▶ JOB: All the data must come back unchanged, except that pictures are left out.

+-------+

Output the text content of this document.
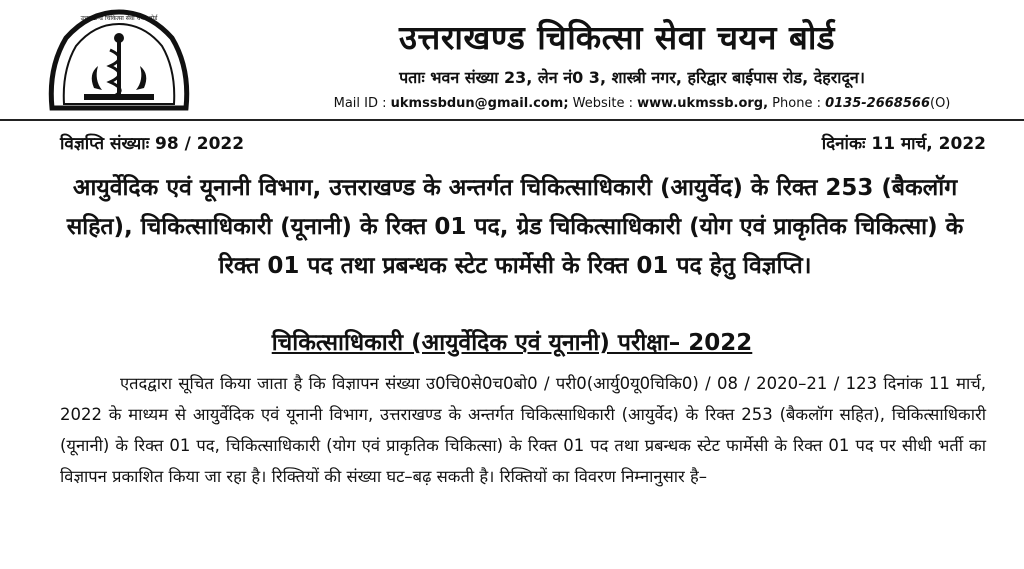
उत्तराखण्ड चिकित्सा सेवा चयन बोर्ड	उत्तराखण्ड चिकित्सा सेवा चयन बोर्ड
पताः भवन संख्या 23, लेन नं0 3, शास्त्री नगर, हरिद्वार बाईपास रोड, देहरादून।
Mail ID : ukmssbdun@gmail.com; Website : www.ukmssb.org, Phone : 0135-2668566(O)
विज्ञप्ति संख्याः 98 / 2022	दिनांकः 11 मार्च, 2022
आयुर्वेदिक एवं यूनानी विभाग, उत्तराखण्ड के अन्तर्गत चिकित्साधिकारी (आयुर्वेद) के रिक्त 253 (बैकलॉग सहित), चिकित्साधिकारी (यूनानी) के रिक्त 01 पद, ग्रेड चिकित्साधिकारी (योग एवं प्राकृतिक चिकित्सा) के रिक्त 01 पद तथा प्रबन्धक स्टेट फार्मेसी के रिक्त 01 पद हेतु विज्ञप्ति।
चिकित्साधिकारी (आयुर्वेदिक एवं यूनानी) परीक्षा– 2022

एतदद्वारा सूचित किया जाता है कि विज्ञापन संख्या उ0चि0से0च0बो0 / परी0(आर्यु0यू0चिकि0) / 08 / 2020–21 / 123 दिनांक 11 मार्च, 2022 के माध्यम से आयुर्वेदिक एवं यूनानी विभाग, उत्तराखण्ड के अन्तर्गत चिकित्साधिकारी (आयुर्वेद) के रिक्त 253 (बैकलॉग सहित), चिकित्साधिकारी (यूनानी) के रिक्त 01 पद, चिकित्साधिकारी (योग एवं प्राकृतिक चिकित्सा) के रिक्त 01 पद तथा प्रबन्धक स्टेट फार्मेसी के रिक्त 01 पद पर सीधी भर्ती का विज्ञापन प्रकाशित किया जा रहा है। रिक्तियों की संख्या घट–बढ़ सकती है। रिक्तियों का विवरण निम्नानुसार है–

+-------+

▶ REPLY:
Output the text content of this document.
उत्तराखण्ड चिकित्सा सेवा चयन बोर्ड	उत्तराखण्ड चिकित्सा सेवा चयन बोर्ड
पताः भवन संख्या 23, लेन नं0 3, शास्त्री नगर, हरिद्वार बाईपास रोड, देहरादून।
Mail ID : ukmssbdun@gmail.com; Website : www.ukmssb.org, Phone : 0135-2668566(O)
विज्ञप्ति संख्याः 98 / 2022	दिनांकः 11 मार्च, 2022
आयुर्वेदिक एवं यूनानी विभाग, उत्तराखण्ड के अन्तर्गत चिकित्साधिकारी (आयुर्वेद) के रिक्त 253 (बैकलॉग सहित), चिकित्साधिकारी (यूनानी) के रिक्त 01 पद, ग्रेड चिकित्साधिकारी (योग एवं प्राकृतिक चिकित्सा) के रिक्त 01 पद तथा प्रबन्धक स्टेट फार्मेसी के रिक्त 01 पद हेतु विज्ञप्ति।
चिकित्साधिकारी (आयुर्वेदिक एवं यूनानी) परीक्षा– 2022

एतदद्वारा सूचित किया जाता है कि विज्ञापन संख्या उ0चि0से0च0बो0 / परी0(आर्यु0यू0चिकि0) / 08 / 2020–21 / 123 दिनांक 11 मार्च, 2022 के माध्यम से आयुर्वेदिक एवं यूनानी विभाग, उत्तराखण्ड के अन्तर्गत चिकित्साधिकारी (आयुर्वेद) के रिक्त 253 (बैकलॉग सहित), चिकित्साधिकारी (यूनानी) के रिक्त 01 पद, चिकित्साधिकारी (योग एवं प्राकृतिक चिकित्सा) के रिक्त 01 पद तथा प्रबन्धक स्टेट फार्मेसी के रिक्त 01 पद पर सीधी भर्ती का विज्ञापन प्रकाशित किया जा रहा है। रिक्तियों की संख्या घट–बढ़ सकती है। रिक्तियों का विवरण निम्नानुसार है–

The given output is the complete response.